Web page and app entries
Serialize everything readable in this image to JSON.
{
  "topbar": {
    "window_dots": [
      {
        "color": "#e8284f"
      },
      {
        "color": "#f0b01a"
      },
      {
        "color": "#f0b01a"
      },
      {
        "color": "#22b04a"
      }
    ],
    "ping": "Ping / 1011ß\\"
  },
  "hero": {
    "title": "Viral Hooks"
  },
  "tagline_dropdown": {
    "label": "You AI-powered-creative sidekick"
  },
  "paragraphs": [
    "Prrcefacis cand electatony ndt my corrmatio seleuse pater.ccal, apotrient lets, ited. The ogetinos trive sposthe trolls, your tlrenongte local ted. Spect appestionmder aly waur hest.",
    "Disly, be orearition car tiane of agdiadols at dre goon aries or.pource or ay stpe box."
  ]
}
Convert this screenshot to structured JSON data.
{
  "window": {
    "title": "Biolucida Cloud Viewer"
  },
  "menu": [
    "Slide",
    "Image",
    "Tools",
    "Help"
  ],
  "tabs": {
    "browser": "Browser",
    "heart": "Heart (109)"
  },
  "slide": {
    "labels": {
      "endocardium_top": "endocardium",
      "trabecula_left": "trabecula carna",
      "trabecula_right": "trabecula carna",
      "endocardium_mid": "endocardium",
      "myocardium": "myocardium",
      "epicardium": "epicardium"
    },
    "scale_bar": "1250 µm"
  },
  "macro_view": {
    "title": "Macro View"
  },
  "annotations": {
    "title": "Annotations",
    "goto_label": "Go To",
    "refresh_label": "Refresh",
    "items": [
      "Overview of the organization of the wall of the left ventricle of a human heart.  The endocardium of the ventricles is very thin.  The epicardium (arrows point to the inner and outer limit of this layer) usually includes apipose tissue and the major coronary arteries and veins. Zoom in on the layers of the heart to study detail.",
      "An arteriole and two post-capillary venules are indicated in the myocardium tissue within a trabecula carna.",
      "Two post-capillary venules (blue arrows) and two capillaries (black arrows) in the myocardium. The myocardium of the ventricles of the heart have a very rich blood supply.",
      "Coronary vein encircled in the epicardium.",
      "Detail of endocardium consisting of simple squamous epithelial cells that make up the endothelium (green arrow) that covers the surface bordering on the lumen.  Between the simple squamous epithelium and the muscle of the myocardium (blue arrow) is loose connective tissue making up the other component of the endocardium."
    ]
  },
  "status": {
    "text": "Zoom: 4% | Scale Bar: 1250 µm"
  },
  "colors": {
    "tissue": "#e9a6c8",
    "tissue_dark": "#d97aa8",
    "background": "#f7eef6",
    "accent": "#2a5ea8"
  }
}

* **Your instructions**: Copy the entries above exactly, so that each line matches the original.

* **Response below**:
Serialize everything readable in this image to JSON.
{
  "topbar": {
    "window_dots": [
      {
        "color": "#e8284f"
      },
      {
        "color": "#f0b01a"
      },
      {
        "color": "#f0b01a"
      },
      {
        "color": "#22b04a"
      }
    ],
    "ping": "Ping / 1011ß\\"
  },
  "hero": {
    "title": "Viral Hooks"
  },
  "tagline_dropdown": {
    "label": "You AI-powered-creative sidekick"
  },
  "paragraphs": [
    "Prrcefacis cand electatony ndt my corrmatio seleuse pater.ccal, apotrient lets, ited. The ogetinos trive sposthe trolls, your tlrenongte local ted. Spect appestionmder aly waur hest.",
    "Disly, be orearition car tiane of agdiadols at dre goon aries or.pource or ay stpe box."
  ]
}
Convert this screenshot to structured JSON data.
{
  "window": {
    "title": "Biolucida Cloud Viewer"
  },
  "menu": [
    "Slide",
    "Image",
    "Tools",
    "Help"
  ],
  "tabs": {
    "browser": "Browser",
    "heart": "Heart (109)"
  },
  "slide": {
    "labels": {
      "endocardium_top": "endocardium",
      "trabecula_left": "trabecula carna",
      "trabecula_right": "trabecula carna",
      "endocardium_mid": "endocardium",
      "myocardium": "myocardium",
      "epicardium": "epicardium"
    },
    "scale_bar": "1250 µm"
  },
  "macro_view": {
    "title": "Macro View"
  },
  "annotations": {
    "title": "Annotations",
    "goto_label": "Go To",
    "refresh_label": "Refresh",
    "items": [
      "Overview of the organization of the wall of the left ventricle of a human heart.  The endocardium of the ventricles is very thin.  The epicardium (arrows point to the inner and outer limit of this layer) usually includes apipose tissue and the major coronary arteries and veins. Zoom in on the layers of the heart to study detail.",
      "An arteriole and two post-capillary venules are indicated in the myocardium tissue within a trabecula carna.",
      "Two post-capillary venules (blue arrows) and two capillaries (black arrows) in the myocardium. The myocardium of the ventricles of the heart have a very rich blood supply.",
      "Coronary vein encircled in the epicardium.",
      "Detail of endocardium consisting of simple squamous epithelial cells that make up the endothelium (green arrow) that covers the surface bordering on the lumen.  Between the simple squamous epithelium and the muscle of the myocardium (blue arrow) is loose connective tissue making up the other component of the endocardium."
    ]
  },
  "status": {
    "text": "Zoom: 4% | Scale Bar: 1250 µm"
  },
  "colors": {
    "tissue": "#e9a6c8",
    "tissue_dark": "#d97aa8",
    "background": "#f7eef6",
    "accent": "#2a5ea8"
  }
}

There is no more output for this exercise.